*TASK OBJECTIVE:* Tally the lines that contain the string "horas" and state that total without comment.

*PROVIDED INFORMATION:*
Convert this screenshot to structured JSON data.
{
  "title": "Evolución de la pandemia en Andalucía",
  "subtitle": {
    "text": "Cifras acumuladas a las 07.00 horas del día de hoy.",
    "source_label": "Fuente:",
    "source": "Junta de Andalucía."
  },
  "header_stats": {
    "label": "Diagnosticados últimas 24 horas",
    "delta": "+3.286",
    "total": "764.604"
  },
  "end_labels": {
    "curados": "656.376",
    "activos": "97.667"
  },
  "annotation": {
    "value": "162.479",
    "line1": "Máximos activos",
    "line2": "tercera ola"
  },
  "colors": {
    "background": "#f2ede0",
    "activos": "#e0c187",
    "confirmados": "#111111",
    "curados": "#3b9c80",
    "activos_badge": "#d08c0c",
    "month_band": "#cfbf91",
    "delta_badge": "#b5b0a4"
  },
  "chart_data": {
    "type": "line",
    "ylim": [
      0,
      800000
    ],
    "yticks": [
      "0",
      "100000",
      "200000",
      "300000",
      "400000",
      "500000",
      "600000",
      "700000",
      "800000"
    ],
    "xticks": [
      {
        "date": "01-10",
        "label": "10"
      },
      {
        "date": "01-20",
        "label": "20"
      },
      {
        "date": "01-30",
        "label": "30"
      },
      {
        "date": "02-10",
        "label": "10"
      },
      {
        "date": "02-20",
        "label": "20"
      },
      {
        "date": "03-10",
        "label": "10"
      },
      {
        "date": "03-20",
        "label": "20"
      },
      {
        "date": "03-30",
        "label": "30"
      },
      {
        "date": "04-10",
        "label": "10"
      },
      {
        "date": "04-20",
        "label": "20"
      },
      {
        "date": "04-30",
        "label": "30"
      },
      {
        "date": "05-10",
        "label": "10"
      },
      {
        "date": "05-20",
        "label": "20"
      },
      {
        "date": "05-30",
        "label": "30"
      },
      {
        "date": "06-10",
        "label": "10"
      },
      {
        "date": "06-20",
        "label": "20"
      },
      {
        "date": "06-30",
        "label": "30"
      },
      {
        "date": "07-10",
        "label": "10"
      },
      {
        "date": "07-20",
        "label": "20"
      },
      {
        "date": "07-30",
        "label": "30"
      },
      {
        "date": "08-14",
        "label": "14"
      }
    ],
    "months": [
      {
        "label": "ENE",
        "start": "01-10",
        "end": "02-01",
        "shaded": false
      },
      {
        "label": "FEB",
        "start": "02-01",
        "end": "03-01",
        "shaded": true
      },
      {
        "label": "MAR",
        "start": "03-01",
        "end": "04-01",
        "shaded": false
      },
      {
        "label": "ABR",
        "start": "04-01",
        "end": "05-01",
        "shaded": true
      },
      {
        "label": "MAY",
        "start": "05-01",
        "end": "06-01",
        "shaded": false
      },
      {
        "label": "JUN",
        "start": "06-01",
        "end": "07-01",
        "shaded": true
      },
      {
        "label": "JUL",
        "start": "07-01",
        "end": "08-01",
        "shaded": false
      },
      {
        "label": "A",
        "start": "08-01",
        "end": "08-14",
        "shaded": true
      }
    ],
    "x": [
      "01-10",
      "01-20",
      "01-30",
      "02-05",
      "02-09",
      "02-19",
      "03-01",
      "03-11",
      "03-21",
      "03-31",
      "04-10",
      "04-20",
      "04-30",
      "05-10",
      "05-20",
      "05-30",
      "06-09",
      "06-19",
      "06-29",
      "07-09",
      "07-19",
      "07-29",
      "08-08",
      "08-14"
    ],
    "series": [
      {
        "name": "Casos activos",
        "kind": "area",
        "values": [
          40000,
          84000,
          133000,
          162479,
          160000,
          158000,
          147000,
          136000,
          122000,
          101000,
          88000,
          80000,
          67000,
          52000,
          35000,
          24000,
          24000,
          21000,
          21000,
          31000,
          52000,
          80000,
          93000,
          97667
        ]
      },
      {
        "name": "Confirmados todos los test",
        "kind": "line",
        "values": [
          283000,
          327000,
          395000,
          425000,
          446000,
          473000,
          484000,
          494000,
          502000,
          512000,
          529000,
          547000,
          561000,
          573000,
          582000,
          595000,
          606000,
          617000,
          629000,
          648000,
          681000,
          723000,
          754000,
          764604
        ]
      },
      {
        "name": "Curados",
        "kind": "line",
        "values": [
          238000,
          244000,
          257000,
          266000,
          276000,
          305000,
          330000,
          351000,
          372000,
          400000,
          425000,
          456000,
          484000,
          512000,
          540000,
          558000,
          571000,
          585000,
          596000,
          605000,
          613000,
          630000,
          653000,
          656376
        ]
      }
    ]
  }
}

*TASK RESPONSE:* 2